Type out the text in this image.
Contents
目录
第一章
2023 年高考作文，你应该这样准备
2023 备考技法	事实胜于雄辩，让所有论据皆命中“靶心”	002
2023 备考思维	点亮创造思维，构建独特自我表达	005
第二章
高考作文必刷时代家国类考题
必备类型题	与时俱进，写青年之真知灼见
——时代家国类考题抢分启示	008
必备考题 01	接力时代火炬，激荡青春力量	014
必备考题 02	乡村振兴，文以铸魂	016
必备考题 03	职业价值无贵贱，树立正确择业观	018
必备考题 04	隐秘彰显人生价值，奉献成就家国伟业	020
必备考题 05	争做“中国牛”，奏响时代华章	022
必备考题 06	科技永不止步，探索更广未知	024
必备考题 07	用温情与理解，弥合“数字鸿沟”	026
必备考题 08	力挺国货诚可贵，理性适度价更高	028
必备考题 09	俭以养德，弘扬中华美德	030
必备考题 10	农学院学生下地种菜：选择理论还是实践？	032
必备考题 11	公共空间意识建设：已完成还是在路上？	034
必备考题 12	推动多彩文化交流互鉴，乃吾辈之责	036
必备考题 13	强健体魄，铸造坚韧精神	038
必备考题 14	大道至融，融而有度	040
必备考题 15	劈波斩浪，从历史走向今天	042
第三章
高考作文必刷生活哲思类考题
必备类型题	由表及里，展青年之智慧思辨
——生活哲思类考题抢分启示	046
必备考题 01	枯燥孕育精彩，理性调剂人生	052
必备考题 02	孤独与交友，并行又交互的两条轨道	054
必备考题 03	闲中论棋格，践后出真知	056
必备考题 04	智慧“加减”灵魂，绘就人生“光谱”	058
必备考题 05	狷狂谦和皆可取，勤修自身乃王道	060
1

> **AIM OF THE EXERCISE**:
Go through the data and gather every line that holds "必备类型题".

> **EXERCISE RESPONSE**:
必备类型题	与时俱进，写青年之真知灼见
必备类型题	由表及里，展青年之智慧思辨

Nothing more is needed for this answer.